Stated goal: Every line holding the string "around" should be gathered.

Extracted data entries
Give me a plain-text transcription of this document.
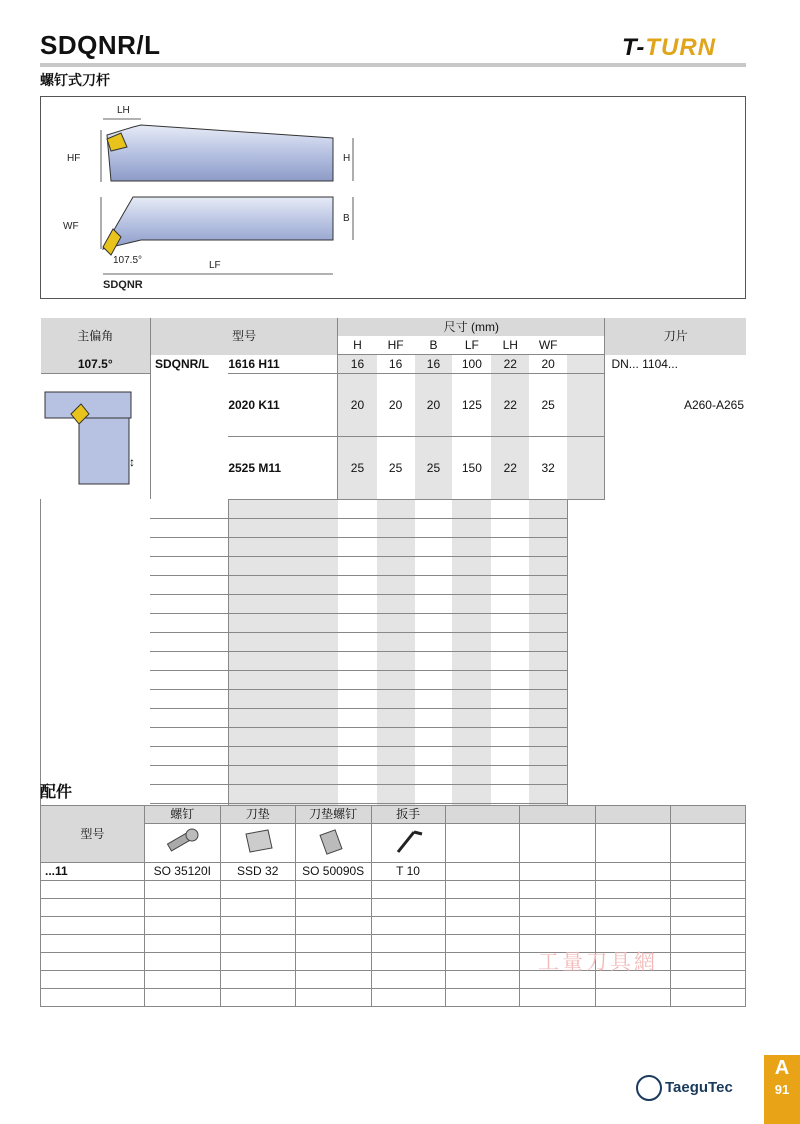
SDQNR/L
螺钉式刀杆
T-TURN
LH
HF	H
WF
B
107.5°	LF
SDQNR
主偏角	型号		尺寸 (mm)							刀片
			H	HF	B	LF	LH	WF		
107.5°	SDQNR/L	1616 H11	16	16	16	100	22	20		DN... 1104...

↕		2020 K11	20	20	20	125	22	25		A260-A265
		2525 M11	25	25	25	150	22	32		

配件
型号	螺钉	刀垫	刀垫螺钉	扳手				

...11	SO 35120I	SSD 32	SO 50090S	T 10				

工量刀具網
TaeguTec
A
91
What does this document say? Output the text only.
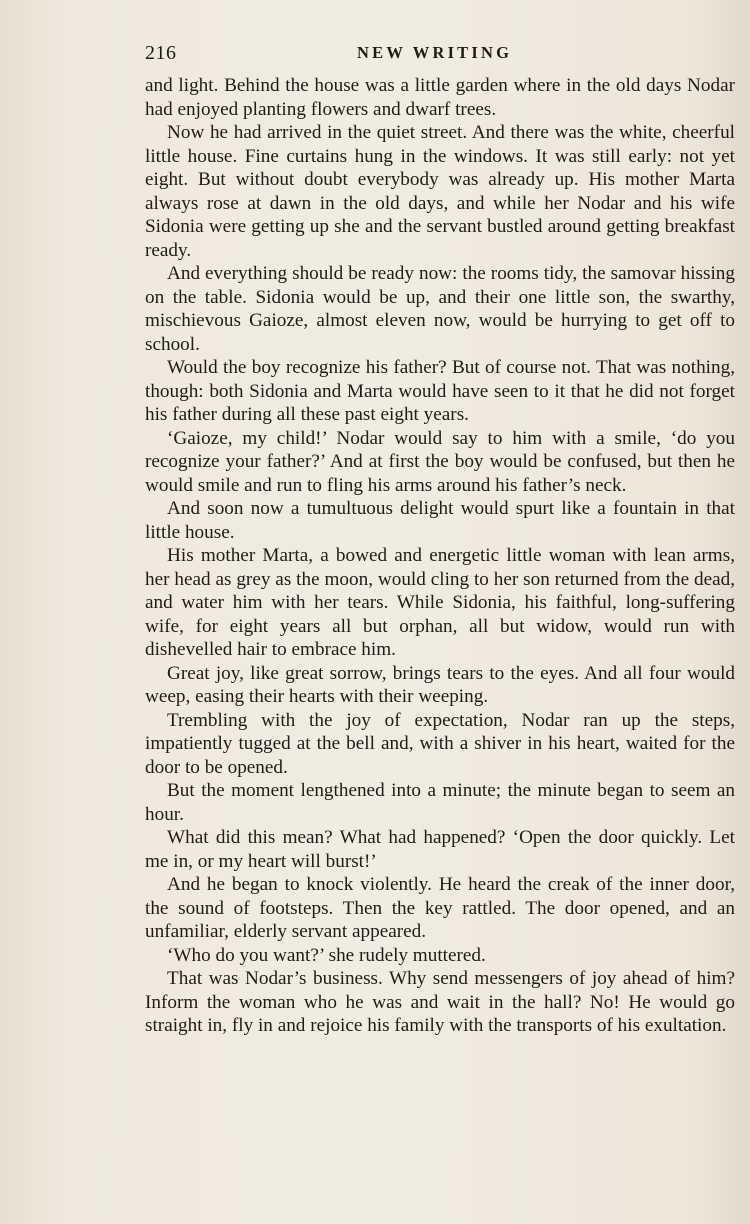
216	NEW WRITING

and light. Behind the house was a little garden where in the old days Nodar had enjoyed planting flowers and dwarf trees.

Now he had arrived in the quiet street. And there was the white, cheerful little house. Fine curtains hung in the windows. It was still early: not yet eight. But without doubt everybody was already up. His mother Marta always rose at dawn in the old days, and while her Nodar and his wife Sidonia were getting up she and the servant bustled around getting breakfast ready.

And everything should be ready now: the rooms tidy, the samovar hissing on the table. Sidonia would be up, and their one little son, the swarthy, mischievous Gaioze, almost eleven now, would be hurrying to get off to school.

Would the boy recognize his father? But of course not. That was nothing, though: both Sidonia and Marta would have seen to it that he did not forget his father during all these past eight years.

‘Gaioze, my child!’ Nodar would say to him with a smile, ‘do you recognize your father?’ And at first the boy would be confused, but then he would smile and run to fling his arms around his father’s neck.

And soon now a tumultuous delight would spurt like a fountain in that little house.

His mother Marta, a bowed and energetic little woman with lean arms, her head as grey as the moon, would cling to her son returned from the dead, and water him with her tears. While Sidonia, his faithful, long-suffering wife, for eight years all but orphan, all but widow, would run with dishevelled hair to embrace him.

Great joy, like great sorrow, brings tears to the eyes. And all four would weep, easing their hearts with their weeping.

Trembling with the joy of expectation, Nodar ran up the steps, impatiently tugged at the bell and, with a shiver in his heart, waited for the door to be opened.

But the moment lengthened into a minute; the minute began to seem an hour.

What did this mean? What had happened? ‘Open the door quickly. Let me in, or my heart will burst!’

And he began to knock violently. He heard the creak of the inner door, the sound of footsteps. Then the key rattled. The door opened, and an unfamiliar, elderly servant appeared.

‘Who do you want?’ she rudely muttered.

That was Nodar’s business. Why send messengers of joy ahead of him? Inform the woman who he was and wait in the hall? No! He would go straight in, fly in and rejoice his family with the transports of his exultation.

Exercise result:
Now he had arrived in the quiet street. And there was the white, cheerful little house. Fine curtains hung in the windows. It was still early: not yet eight. But without doubt everybody was already up. His mother Marta always rose at dawn in the old days, and while her Nodar and his wife Sidonia were getting up she and the servant bustled around getting breakfast ready.
‘Gaioze, my child!’ Nodar would say to him with a smile, ‘do you recognize your father?’ And at first the boy would be confused, but then he would smile and run to fling his arms around his father’s neck.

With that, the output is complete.